_Work instructions:_ Scan the records below. List lines holding "Otwarte".
Dataset excerpts start
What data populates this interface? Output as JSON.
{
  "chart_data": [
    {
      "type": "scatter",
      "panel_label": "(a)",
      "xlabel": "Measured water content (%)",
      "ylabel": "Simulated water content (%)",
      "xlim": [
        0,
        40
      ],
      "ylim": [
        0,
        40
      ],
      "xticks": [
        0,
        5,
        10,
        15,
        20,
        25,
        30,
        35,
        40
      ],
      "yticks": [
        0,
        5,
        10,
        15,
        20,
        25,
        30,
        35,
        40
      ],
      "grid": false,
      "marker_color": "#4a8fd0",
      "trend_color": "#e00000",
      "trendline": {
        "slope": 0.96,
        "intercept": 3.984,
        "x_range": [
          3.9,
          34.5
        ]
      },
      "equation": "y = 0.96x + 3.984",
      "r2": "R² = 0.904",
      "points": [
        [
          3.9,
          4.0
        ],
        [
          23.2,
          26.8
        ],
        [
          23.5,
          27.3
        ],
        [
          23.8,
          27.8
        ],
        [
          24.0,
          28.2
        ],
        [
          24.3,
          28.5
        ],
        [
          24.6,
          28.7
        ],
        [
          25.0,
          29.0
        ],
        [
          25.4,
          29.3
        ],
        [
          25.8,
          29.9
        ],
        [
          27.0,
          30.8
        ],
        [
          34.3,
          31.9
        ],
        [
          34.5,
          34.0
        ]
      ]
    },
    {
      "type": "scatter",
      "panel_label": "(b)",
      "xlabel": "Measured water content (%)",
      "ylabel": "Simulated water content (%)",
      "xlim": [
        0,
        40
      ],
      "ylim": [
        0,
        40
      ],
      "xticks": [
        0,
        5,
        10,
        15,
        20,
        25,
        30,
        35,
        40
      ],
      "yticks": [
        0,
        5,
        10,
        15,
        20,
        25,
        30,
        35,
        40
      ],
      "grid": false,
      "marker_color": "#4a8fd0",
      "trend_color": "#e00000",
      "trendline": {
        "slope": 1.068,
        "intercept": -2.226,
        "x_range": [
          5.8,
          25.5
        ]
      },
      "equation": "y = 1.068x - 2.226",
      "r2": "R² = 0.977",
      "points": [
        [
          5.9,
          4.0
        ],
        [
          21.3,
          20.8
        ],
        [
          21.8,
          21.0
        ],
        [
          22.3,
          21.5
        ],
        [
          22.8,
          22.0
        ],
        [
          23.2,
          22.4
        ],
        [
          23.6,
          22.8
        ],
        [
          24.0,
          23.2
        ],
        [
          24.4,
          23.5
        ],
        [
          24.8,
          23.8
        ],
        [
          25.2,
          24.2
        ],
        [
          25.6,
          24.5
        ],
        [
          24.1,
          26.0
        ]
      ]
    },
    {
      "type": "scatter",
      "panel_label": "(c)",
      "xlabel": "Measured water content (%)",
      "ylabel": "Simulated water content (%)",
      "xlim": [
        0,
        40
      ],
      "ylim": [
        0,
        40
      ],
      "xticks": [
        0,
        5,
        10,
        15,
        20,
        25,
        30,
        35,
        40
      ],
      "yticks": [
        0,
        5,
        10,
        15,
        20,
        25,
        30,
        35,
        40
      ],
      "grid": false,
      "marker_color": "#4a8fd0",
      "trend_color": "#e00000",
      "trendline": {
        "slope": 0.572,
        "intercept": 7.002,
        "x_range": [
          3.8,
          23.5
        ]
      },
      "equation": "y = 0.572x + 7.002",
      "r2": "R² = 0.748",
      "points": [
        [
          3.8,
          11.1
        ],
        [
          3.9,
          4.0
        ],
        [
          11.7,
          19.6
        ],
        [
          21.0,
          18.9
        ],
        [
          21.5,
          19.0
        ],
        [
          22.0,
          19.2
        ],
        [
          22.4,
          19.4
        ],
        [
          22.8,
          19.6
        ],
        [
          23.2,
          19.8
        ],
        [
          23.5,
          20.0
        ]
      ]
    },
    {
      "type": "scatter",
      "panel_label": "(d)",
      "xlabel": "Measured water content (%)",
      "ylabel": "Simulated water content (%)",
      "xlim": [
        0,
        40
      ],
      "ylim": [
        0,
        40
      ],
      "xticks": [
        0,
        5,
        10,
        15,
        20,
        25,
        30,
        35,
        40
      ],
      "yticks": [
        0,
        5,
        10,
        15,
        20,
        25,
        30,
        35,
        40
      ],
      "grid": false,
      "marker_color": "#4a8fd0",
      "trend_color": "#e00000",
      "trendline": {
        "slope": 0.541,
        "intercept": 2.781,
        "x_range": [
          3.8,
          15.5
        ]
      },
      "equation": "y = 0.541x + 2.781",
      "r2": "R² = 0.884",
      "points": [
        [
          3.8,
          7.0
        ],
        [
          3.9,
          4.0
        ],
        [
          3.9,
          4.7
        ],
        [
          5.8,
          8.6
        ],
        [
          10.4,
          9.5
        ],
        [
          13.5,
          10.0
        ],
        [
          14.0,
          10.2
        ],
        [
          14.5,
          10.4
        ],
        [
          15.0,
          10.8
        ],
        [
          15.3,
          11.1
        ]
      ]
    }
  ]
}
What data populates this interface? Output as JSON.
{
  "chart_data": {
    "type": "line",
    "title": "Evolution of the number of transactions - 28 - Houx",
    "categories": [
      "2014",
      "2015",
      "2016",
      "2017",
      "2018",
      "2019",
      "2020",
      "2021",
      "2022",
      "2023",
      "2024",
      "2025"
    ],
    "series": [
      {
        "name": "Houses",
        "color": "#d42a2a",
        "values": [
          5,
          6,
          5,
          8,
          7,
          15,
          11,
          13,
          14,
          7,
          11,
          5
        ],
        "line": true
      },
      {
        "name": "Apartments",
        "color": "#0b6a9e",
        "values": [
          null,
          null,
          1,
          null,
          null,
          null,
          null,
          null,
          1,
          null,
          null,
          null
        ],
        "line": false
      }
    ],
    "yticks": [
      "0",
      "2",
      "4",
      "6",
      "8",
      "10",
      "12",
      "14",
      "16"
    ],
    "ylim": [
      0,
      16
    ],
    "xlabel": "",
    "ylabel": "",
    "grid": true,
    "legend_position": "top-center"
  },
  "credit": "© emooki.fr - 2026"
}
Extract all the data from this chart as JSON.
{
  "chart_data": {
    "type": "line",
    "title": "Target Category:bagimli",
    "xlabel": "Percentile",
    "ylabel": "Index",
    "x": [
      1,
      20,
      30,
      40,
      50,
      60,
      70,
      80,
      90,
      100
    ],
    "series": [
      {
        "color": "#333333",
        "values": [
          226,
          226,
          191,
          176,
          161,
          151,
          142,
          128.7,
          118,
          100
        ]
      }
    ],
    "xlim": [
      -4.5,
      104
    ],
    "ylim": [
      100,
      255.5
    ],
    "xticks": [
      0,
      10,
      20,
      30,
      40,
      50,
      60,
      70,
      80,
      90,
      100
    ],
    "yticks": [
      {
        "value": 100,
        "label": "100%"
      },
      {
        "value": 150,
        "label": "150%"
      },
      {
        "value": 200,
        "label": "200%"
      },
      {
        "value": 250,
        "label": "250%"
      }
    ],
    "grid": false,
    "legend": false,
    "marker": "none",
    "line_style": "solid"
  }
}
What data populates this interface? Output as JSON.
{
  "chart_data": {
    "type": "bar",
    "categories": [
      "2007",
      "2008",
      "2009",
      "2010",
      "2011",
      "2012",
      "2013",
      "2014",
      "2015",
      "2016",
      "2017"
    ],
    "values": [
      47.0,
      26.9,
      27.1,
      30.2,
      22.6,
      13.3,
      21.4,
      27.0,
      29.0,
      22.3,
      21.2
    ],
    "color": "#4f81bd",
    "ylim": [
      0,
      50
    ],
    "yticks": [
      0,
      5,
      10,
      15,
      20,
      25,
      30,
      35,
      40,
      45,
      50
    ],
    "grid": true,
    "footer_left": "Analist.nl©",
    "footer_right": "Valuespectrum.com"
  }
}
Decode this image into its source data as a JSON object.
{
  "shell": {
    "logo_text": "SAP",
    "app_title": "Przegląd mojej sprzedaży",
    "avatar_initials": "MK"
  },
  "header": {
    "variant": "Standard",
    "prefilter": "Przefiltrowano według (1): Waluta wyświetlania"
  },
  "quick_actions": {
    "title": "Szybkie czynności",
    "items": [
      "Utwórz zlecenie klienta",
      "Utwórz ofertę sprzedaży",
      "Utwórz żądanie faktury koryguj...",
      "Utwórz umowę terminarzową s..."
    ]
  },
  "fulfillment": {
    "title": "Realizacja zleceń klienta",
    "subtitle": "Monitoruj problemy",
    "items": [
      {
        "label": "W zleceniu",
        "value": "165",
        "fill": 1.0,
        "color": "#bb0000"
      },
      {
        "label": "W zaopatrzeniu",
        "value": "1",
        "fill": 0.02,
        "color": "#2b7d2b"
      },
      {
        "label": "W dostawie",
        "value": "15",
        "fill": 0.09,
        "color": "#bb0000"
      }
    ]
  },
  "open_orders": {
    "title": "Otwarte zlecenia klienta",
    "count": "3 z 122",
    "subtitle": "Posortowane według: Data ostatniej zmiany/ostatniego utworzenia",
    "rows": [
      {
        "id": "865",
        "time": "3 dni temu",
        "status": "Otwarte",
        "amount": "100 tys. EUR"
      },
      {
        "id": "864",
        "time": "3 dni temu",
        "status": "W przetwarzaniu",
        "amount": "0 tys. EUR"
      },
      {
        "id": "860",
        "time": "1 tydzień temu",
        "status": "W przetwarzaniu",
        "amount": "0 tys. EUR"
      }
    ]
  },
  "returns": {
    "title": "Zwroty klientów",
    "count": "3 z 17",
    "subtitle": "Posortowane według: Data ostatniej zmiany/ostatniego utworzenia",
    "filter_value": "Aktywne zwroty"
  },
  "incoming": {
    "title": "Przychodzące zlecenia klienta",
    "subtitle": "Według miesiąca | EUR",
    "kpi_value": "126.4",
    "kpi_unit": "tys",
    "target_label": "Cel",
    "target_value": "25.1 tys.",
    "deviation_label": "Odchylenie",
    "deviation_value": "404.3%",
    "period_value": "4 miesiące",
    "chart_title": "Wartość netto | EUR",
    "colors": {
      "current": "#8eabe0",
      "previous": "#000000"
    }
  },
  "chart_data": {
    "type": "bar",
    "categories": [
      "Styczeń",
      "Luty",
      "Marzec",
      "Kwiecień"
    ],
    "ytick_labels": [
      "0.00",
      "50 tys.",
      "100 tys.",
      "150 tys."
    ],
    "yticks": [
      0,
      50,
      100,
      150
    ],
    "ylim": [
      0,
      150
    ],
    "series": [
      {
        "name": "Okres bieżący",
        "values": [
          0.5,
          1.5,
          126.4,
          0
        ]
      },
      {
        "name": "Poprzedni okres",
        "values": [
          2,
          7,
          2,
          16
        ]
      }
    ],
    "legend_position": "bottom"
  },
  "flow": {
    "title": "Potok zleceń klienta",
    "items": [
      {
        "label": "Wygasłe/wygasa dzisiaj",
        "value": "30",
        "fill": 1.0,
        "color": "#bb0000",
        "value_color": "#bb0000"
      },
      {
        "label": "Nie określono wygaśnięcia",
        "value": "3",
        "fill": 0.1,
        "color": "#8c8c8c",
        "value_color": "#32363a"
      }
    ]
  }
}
Dataset excerpts end
_Response:_
    "title": "Otwarte zlecenia klienta",
        "status": "Otwarte",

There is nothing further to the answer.